■ **TO DO**
Extract every line that contains the word "title".
** START **
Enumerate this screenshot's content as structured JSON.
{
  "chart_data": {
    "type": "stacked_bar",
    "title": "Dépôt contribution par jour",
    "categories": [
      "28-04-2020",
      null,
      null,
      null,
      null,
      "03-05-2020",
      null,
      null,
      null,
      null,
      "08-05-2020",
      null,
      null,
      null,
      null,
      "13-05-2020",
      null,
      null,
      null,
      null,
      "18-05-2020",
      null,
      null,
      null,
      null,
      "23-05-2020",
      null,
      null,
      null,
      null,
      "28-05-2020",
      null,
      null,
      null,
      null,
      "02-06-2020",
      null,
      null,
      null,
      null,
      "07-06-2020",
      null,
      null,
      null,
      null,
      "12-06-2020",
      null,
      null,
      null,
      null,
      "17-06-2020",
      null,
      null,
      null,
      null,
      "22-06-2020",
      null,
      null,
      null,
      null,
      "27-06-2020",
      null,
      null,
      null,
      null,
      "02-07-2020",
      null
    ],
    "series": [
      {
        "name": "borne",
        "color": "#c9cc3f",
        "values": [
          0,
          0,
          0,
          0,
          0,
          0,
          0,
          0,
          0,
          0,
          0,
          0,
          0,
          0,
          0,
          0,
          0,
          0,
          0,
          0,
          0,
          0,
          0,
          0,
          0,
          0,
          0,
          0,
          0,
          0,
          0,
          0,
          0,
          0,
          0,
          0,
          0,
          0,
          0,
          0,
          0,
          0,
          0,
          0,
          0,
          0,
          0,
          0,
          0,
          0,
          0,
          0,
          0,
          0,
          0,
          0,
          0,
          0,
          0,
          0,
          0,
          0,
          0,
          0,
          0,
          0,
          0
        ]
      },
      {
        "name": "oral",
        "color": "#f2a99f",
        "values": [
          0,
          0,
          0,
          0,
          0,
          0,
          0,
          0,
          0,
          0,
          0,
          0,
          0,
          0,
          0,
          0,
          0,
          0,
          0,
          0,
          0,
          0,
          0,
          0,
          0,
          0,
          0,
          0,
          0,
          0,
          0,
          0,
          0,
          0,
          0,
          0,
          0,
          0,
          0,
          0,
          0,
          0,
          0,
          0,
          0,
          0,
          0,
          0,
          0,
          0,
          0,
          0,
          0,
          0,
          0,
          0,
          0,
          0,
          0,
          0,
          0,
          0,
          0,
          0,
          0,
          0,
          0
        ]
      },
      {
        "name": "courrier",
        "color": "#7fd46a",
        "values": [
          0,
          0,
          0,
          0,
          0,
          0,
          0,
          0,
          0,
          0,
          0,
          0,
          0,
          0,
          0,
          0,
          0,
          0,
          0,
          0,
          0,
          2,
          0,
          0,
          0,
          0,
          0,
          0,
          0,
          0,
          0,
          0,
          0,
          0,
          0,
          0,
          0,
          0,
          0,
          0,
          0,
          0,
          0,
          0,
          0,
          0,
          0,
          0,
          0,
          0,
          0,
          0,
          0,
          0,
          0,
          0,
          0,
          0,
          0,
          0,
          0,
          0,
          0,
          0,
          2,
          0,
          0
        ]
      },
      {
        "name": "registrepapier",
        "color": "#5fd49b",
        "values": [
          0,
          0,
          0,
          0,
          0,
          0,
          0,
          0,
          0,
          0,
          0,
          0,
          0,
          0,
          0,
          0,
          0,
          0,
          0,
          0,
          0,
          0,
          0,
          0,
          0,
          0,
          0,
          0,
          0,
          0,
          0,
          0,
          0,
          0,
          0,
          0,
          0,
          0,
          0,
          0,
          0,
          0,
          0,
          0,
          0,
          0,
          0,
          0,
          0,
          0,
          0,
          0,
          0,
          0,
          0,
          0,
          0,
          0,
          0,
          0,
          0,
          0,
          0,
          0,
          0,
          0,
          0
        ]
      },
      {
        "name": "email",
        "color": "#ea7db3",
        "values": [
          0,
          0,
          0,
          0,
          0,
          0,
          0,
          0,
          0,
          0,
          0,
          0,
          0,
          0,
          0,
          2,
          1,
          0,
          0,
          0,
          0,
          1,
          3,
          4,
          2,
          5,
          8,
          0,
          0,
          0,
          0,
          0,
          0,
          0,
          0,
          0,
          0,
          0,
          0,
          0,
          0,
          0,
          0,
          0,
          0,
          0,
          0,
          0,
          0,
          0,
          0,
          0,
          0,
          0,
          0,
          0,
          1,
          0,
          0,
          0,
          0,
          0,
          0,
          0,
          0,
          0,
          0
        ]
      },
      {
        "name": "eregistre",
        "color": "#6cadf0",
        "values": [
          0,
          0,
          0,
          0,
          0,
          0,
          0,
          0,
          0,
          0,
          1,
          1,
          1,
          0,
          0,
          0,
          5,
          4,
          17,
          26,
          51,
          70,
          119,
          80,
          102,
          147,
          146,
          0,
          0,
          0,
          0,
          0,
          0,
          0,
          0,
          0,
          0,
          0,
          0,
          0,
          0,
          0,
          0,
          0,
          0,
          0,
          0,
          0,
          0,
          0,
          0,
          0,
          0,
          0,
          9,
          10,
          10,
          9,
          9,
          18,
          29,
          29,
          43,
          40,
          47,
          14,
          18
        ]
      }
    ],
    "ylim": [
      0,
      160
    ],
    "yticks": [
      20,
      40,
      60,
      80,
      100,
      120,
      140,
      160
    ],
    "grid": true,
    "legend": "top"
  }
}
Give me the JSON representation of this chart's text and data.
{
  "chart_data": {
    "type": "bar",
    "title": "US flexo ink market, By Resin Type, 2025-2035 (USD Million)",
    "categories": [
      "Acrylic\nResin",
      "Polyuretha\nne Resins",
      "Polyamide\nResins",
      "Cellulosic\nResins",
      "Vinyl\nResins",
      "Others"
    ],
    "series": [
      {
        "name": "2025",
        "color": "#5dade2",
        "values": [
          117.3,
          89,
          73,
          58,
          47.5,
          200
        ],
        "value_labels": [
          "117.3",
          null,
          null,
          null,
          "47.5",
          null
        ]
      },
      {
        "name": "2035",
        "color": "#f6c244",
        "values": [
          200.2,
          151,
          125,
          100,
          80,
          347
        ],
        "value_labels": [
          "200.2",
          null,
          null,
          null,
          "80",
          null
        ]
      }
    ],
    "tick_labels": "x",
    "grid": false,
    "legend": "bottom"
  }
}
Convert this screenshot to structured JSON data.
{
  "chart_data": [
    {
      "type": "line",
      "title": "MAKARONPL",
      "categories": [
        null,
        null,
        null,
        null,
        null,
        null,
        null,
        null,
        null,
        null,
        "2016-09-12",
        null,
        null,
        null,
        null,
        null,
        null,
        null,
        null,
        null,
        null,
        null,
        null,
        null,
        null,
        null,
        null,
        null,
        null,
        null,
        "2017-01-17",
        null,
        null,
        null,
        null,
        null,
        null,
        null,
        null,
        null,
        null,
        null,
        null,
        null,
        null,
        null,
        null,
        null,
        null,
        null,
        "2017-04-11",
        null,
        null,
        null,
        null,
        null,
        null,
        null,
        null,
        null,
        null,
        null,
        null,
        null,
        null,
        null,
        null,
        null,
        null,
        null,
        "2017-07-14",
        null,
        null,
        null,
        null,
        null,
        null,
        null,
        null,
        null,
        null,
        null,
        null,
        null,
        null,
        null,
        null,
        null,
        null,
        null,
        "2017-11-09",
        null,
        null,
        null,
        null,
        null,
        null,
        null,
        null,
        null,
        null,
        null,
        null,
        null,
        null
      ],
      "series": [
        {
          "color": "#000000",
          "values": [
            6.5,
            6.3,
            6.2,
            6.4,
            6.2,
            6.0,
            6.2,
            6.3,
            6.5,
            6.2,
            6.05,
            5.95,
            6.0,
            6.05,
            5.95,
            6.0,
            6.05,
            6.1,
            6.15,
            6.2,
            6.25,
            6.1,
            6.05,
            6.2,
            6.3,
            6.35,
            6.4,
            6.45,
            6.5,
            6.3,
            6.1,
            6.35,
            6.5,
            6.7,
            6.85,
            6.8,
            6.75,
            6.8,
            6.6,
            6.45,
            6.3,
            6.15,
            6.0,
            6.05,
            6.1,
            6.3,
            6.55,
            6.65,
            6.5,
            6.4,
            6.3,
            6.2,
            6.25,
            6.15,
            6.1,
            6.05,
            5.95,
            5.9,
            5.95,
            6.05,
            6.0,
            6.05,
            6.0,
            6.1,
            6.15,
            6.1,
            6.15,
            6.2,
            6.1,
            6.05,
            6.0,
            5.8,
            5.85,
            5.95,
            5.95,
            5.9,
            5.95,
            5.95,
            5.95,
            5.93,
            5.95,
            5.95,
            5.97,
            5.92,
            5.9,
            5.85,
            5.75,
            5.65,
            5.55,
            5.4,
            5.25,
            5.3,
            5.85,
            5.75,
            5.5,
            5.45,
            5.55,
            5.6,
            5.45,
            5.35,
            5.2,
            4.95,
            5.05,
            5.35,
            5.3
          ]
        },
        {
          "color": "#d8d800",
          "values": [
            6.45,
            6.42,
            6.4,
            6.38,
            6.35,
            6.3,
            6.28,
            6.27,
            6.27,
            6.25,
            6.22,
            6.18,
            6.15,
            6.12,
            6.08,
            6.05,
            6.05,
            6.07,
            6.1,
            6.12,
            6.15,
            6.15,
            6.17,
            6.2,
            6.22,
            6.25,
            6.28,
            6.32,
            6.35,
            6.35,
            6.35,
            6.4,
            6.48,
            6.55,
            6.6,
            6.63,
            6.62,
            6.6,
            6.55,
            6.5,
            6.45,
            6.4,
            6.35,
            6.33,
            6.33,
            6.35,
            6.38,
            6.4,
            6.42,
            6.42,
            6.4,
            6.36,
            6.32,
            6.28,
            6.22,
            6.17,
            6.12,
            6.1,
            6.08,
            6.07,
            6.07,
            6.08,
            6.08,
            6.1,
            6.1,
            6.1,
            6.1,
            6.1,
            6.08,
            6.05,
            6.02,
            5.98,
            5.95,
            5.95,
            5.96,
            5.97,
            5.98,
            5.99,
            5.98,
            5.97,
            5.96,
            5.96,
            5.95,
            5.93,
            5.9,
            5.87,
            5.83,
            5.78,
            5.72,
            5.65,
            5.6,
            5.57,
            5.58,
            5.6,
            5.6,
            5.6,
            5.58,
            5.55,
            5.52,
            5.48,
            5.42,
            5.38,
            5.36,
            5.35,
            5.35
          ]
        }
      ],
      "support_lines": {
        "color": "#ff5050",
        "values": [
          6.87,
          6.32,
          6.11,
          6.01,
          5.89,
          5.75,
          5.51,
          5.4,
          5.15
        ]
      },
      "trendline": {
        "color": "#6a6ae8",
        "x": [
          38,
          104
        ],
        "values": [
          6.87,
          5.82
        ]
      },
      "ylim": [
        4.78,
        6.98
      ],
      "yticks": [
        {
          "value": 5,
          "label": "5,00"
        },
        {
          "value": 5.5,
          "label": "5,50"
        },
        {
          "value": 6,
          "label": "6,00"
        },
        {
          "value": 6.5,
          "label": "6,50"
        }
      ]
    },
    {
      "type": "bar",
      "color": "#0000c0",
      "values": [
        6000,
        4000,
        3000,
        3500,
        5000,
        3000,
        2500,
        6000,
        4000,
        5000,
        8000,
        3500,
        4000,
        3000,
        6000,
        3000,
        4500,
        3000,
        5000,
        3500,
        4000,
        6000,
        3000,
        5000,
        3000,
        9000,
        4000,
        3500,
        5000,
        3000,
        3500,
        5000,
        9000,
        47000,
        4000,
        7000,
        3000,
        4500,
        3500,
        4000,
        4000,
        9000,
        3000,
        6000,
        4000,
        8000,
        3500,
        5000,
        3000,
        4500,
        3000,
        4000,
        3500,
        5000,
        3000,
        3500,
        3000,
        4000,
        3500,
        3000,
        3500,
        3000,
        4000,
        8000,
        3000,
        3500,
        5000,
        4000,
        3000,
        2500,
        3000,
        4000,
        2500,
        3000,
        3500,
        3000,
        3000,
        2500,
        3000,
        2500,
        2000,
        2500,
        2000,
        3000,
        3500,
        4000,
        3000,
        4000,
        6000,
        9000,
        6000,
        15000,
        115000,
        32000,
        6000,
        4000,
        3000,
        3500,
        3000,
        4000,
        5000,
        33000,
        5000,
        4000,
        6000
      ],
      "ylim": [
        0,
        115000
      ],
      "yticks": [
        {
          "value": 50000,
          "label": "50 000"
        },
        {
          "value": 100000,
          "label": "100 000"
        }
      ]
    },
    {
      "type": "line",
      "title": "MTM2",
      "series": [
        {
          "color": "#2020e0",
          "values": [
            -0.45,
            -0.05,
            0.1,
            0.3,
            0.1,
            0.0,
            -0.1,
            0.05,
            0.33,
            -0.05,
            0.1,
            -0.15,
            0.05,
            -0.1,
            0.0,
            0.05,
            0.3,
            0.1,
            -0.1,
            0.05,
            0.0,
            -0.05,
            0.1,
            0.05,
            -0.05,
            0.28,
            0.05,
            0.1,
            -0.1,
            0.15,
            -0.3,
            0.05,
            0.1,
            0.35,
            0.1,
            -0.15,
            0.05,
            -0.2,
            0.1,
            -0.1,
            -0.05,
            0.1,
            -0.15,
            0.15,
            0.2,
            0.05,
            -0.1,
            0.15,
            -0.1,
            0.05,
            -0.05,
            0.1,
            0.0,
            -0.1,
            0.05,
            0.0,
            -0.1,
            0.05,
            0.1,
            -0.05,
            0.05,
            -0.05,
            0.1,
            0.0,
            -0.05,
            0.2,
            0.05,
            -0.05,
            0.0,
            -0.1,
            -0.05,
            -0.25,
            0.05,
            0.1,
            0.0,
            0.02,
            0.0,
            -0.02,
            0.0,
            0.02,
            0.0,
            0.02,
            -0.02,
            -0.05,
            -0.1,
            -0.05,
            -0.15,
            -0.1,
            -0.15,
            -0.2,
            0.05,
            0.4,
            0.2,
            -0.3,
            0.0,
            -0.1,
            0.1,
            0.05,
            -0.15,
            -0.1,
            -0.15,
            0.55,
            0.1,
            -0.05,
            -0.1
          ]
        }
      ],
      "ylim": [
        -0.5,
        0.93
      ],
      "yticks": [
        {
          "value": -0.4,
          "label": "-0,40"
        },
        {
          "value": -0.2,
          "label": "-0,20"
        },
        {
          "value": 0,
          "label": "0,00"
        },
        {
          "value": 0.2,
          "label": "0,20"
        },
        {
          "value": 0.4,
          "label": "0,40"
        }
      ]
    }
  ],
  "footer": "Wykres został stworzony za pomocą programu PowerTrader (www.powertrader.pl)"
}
** END **
■ **RESPONSE FOR THIS EXERCISE**
    "title": "Dépôt contribution par jour",
    "title": "US flexo ink market, By Resin Type, 2025-2035 (USD Million)",
      "title": "MAKARONPL",
      "title": "MTM2",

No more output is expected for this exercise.